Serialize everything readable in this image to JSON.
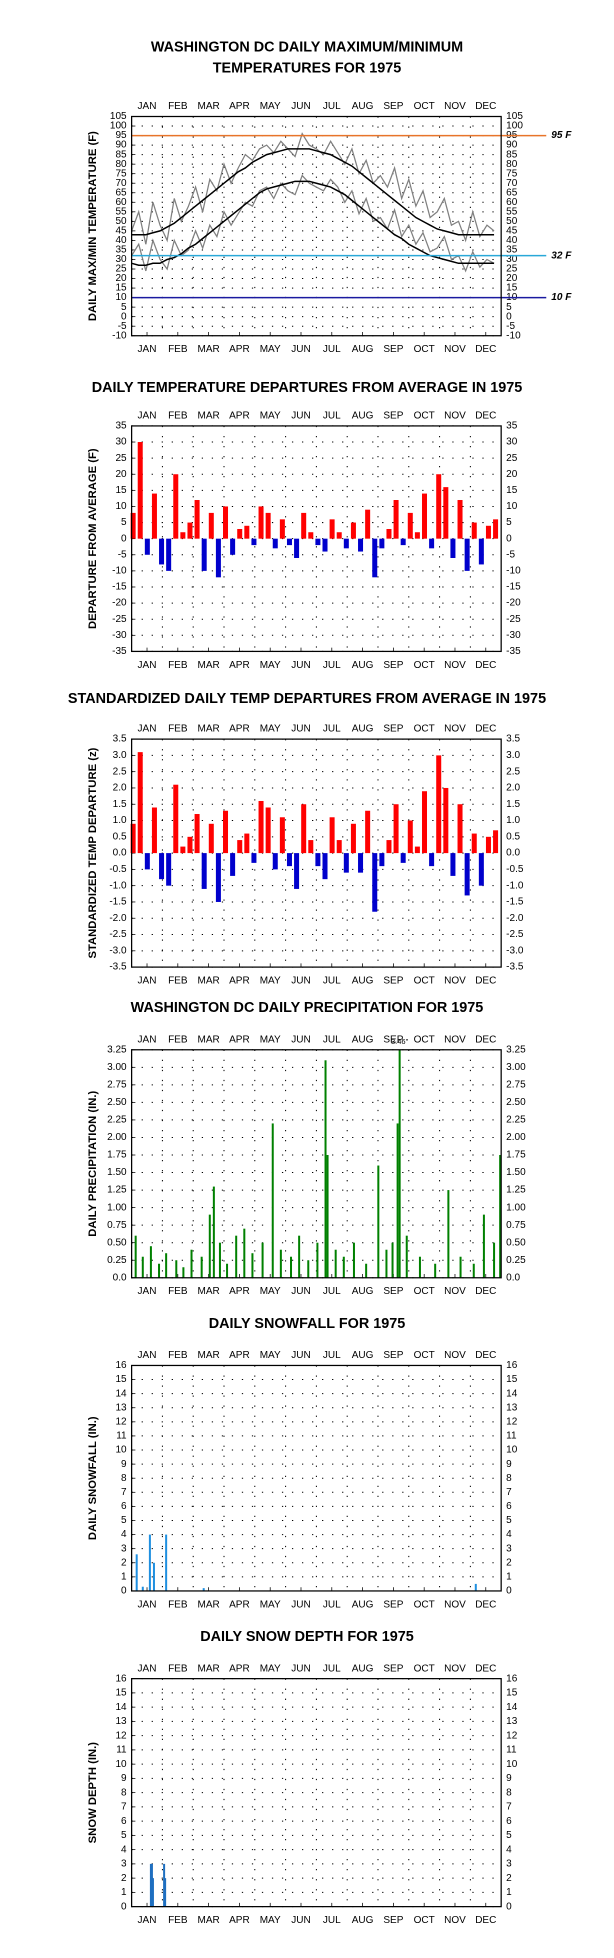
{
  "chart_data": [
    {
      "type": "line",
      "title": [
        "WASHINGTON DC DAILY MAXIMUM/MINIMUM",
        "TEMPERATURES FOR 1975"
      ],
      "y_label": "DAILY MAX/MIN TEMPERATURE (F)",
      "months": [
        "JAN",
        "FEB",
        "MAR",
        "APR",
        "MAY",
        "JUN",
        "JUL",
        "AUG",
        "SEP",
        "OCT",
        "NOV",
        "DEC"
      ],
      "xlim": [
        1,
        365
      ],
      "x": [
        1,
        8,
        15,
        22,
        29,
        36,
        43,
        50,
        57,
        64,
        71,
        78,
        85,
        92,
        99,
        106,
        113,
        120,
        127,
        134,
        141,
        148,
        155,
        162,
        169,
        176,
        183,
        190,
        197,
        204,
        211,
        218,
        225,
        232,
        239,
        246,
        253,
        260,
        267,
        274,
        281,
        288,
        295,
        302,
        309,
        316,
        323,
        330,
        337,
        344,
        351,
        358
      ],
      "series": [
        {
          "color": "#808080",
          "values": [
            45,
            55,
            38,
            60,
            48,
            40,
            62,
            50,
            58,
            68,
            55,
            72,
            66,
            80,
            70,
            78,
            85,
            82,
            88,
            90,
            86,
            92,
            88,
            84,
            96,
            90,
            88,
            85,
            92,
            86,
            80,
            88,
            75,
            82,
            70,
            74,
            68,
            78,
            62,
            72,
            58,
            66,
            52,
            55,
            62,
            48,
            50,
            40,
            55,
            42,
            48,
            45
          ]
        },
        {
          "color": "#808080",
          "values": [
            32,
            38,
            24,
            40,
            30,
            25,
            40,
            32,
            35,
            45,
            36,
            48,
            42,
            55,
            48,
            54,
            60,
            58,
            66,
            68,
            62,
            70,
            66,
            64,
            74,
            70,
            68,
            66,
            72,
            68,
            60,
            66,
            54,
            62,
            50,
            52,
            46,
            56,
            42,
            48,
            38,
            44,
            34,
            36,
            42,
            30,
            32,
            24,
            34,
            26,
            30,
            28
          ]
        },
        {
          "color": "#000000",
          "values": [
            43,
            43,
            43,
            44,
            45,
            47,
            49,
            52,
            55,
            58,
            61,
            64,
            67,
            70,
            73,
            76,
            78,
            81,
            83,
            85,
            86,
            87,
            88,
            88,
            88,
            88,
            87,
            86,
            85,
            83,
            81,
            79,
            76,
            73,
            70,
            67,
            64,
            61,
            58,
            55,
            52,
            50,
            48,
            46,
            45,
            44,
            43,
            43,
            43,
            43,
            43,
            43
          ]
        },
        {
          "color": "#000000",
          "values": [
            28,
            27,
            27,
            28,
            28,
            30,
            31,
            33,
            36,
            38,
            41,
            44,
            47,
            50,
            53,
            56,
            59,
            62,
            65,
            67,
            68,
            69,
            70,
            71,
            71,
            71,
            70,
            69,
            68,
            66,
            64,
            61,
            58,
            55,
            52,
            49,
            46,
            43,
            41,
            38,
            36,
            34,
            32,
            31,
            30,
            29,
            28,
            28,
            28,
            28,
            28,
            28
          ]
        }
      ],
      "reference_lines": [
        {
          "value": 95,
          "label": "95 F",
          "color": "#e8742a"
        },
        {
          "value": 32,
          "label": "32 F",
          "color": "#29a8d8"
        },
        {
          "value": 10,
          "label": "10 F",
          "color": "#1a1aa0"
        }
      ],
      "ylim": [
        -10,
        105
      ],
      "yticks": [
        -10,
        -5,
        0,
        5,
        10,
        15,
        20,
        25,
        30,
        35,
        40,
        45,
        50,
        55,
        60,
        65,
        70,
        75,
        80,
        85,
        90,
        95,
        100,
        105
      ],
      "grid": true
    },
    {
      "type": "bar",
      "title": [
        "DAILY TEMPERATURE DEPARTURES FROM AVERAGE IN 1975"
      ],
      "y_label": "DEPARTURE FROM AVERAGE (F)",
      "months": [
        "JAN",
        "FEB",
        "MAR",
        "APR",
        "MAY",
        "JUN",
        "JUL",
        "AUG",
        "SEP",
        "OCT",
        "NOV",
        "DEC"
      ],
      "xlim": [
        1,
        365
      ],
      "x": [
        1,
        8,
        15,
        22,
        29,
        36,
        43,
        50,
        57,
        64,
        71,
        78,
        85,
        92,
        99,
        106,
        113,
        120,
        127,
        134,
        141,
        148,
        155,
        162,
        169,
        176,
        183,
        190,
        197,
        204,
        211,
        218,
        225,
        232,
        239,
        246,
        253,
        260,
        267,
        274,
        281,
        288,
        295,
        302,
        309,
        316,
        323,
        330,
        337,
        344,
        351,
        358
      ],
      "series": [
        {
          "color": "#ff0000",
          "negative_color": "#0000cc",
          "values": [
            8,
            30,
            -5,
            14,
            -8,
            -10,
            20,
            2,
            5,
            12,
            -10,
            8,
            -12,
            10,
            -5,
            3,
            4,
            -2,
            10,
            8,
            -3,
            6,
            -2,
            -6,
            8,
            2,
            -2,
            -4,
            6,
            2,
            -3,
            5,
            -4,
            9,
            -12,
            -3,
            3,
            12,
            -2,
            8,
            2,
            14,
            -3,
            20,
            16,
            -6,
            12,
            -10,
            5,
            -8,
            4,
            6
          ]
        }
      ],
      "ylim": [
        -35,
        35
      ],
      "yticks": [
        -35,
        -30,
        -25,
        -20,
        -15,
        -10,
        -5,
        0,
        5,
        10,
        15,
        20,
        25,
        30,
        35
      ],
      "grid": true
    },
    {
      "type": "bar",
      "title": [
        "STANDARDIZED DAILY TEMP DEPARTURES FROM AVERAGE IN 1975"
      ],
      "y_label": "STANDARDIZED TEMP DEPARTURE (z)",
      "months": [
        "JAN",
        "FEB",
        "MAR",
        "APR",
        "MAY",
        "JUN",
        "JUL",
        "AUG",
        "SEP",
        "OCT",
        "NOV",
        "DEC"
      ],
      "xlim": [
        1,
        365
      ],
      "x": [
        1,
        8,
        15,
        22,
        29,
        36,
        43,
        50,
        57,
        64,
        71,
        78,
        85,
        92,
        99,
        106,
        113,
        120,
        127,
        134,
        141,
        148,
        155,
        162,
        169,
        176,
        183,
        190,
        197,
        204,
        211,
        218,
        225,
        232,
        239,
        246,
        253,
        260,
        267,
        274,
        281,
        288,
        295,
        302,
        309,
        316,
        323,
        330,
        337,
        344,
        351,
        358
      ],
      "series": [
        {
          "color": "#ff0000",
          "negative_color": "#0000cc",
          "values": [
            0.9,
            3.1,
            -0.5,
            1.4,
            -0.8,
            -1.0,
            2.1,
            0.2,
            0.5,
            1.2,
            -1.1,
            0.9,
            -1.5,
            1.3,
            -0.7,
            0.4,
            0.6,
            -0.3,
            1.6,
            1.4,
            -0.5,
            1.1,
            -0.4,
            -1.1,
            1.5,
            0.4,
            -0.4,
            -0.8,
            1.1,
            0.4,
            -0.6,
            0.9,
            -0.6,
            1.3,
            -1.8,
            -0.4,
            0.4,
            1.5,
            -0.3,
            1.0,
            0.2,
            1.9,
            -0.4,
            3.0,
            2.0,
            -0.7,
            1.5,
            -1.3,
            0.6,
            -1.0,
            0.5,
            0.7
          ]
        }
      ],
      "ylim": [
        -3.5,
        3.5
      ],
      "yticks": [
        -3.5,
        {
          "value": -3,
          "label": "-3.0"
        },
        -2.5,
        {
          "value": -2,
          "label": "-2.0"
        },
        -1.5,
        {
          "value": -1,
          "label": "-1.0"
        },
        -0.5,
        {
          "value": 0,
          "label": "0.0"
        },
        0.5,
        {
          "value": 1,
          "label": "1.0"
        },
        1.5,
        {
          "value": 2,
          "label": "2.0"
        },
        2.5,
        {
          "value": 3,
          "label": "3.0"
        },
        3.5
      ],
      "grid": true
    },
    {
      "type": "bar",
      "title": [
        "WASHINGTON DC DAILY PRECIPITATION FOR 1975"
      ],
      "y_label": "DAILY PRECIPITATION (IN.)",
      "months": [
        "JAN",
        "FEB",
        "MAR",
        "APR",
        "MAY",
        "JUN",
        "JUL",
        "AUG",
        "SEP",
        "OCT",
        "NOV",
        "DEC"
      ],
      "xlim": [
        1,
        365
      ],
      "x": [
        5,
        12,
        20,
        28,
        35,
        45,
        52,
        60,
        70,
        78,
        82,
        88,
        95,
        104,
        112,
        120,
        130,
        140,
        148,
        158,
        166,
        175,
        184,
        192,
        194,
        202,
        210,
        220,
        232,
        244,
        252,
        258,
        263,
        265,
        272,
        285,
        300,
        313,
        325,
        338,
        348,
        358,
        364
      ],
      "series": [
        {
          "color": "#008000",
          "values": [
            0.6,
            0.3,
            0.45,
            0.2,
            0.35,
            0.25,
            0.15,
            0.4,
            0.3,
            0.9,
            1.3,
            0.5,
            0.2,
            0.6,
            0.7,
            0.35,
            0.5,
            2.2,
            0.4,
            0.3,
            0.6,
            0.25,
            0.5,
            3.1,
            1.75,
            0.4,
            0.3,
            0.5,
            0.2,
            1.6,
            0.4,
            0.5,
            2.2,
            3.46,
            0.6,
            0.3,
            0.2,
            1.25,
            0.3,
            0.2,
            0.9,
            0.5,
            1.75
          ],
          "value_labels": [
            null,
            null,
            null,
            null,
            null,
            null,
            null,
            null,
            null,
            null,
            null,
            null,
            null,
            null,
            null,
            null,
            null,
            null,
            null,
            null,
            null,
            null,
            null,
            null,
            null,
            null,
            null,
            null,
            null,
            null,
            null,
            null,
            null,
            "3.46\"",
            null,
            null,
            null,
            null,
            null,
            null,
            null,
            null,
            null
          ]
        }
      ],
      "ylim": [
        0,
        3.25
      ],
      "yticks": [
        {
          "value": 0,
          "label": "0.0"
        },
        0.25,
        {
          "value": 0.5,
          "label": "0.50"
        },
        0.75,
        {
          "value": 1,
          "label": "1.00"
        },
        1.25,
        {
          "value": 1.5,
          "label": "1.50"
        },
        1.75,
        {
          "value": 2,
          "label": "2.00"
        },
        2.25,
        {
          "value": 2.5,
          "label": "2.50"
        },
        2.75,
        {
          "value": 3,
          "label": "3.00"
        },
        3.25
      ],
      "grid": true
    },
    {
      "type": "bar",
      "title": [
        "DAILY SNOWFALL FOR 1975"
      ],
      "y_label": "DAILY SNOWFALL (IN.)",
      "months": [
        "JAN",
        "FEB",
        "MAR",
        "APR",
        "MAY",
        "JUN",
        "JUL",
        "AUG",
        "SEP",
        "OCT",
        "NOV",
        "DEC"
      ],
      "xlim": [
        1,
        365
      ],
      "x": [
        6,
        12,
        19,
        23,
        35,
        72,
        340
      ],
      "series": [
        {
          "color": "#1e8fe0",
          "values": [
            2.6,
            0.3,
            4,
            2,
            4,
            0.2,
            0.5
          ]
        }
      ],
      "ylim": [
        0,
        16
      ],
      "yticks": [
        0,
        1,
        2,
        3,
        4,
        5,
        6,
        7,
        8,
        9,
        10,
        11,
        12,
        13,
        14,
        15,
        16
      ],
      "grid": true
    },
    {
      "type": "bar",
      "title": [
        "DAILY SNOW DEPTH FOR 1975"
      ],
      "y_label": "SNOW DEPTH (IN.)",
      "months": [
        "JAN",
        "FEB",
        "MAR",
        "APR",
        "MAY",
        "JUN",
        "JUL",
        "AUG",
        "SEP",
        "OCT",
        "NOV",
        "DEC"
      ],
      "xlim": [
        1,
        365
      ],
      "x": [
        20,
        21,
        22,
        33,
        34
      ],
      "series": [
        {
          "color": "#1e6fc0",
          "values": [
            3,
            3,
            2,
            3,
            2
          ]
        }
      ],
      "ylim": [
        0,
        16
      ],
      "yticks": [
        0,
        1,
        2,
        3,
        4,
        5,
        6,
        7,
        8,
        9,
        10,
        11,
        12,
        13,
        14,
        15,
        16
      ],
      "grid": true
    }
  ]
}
================================
### [EXERCISE AIM]
Of all the lines above, how many contain the word "SNOWFALL"? Give the number and nothing else.

### [TASK SOLUTION]
2